Items from a dataset:

## BEGIN

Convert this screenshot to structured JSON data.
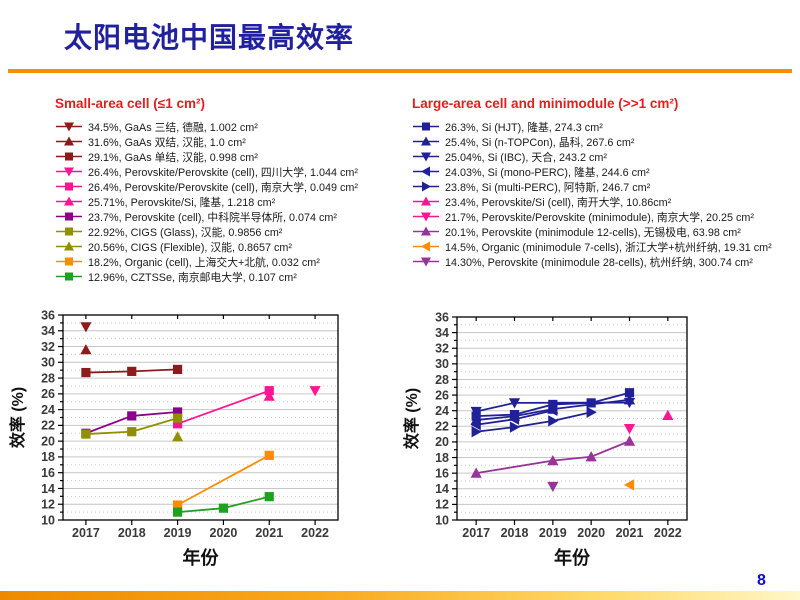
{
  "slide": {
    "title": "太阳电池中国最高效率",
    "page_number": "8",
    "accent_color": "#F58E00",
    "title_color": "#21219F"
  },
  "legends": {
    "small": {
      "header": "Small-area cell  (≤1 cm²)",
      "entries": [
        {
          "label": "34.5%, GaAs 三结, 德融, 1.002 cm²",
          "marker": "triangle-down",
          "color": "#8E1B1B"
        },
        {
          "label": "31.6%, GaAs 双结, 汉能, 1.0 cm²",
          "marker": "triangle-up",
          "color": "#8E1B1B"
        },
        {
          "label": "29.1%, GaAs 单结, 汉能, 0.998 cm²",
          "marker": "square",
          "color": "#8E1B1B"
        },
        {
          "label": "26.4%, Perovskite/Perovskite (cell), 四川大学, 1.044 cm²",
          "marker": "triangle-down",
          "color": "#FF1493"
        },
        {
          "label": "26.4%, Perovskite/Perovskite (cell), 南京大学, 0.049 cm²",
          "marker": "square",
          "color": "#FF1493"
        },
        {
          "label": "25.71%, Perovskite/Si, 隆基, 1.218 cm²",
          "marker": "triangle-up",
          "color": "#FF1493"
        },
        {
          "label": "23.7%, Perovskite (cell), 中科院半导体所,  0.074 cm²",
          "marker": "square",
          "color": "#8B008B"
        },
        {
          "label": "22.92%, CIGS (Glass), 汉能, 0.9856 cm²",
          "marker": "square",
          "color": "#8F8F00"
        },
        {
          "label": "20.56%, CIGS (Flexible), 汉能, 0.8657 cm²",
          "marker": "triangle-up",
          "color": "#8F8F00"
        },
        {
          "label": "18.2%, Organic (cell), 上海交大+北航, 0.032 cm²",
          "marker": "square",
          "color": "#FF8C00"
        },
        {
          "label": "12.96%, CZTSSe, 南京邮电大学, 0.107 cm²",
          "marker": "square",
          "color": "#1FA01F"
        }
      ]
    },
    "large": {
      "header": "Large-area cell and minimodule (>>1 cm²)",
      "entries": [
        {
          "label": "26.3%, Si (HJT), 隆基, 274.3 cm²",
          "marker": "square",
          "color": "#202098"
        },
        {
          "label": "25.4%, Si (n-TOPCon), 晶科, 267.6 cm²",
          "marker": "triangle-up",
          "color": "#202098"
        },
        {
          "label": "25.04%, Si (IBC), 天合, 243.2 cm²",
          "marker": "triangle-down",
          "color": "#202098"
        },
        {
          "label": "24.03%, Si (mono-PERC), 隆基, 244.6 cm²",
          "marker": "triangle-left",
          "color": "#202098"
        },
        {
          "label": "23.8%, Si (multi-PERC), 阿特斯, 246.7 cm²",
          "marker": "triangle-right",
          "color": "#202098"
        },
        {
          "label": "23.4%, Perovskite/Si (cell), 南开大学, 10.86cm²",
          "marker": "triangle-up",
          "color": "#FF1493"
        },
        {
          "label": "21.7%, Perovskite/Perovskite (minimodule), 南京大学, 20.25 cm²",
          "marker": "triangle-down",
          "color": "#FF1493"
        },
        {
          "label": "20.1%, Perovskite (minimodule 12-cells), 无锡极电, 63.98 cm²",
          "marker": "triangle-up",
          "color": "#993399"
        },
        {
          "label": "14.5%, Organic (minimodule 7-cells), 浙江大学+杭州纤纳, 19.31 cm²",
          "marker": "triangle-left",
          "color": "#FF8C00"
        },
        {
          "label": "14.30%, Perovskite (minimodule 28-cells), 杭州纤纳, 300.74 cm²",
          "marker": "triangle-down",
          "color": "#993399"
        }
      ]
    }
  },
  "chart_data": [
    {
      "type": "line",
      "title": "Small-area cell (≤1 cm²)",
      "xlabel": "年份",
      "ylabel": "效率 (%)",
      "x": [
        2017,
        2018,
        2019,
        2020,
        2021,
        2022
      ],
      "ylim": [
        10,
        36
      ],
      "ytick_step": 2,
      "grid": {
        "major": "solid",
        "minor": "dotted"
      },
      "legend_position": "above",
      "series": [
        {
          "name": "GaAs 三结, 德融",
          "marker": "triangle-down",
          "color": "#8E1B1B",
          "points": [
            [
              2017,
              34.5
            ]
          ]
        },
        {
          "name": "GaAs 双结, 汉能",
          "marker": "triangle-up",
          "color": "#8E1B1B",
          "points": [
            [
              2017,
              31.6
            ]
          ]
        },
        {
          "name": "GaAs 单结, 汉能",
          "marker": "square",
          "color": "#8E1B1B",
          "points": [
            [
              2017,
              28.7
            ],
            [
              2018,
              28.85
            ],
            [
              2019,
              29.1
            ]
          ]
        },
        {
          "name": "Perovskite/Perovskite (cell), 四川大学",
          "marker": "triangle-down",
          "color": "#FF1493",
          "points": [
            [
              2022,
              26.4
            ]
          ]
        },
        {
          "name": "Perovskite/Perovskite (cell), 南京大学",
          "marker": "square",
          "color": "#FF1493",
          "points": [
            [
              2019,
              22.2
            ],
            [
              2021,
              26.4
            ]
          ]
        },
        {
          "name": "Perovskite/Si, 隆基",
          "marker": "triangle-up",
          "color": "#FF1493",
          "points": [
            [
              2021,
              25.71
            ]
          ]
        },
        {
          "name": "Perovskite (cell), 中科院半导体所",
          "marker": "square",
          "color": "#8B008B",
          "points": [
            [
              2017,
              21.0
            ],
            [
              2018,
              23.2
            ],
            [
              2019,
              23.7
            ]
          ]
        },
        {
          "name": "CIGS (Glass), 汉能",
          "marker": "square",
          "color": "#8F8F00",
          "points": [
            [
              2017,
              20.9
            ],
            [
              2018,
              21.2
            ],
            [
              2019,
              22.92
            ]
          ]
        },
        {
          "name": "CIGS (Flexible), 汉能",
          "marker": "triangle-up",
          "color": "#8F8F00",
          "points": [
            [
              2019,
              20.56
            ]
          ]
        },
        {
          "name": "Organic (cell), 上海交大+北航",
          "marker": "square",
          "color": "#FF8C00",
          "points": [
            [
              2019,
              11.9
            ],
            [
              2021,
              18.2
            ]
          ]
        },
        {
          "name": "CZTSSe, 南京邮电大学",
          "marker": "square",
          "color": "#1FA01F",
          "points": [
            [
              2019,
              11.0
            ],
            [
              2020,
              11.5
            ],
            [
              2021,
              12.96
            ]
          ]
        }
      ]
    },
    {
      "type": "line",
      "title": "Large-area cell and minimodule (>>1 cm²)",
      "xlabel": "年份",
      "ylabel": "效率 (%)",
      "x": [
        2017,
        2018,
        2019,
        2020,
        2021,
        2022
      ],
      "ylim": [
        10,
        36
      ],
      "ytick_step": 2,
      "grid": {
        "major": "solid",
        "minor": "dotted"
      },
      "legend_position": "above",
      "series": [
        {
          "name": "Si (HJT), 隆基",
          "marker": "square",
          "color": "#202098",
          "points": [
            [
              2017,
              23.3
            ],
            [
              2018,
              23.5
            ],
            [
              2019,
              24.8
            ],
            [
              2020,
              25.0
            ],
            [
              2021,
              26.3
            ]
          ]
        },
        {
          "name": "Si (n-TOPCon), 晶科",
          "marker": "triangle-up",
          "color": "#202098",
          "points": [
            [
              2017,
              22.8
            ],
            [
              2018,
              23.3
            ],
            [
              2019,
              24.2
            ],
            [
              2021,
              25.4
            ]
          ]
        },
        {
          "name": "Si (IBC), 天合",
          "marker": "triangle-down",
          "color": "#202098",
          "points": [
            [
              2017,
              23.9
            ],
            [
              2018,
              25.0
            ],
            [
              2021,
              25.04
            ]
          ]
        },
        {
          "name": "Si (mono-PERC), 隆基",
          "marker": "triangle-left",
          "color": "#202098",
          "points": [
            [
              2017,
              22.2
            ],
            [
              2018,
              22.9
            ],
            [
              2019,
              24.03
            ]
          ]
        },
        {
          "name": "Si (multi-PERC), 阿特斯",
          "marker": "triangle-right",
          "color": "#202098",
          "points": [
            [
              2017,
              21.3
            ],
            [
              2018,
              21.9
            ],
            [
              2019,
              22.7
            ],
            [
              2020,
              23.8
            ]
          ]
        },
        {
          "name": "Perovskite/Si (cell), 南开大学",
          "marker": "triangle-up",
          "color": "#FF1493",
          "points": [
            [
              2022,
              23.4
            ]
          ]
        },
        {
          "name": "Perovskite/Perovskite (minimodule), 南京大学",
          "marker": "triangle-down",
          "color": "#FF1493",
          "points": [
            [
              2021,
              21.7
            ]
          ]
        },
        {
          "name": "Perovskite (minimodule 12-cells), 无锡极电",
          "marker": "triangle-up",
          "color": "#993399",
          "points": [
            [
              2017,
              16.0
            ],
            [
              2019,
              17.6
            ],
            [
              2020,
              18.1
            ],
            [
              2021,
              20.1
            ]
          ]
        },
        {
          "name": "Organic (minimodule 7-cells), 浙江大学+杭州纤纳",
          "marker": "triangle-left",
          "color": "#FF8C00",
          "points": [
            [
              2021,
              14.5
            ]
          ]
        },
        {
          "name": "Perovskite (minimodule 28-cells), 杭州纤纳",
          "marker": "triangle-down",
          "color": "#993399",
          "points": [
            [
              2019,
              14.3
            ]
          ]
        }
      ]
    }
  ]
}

## END

• [TASK TO CARRY OUT]:
In the records above, find the lines containing "Organic" and copy them.

• [THE REPLY]:
          "label": "18.2%, Organic (cell), 上海交大+北航, 0.032 cm²",
          "label": "14.5%, Organic (minimodule 7-cells), 浙江大学+杭州纤纳, 19.31 cm²",
          "name": "Organic (cell), 上海交大+北航",
          "name": "Organic (minimodule 7-cells), 浙江大学+杭州纤纳",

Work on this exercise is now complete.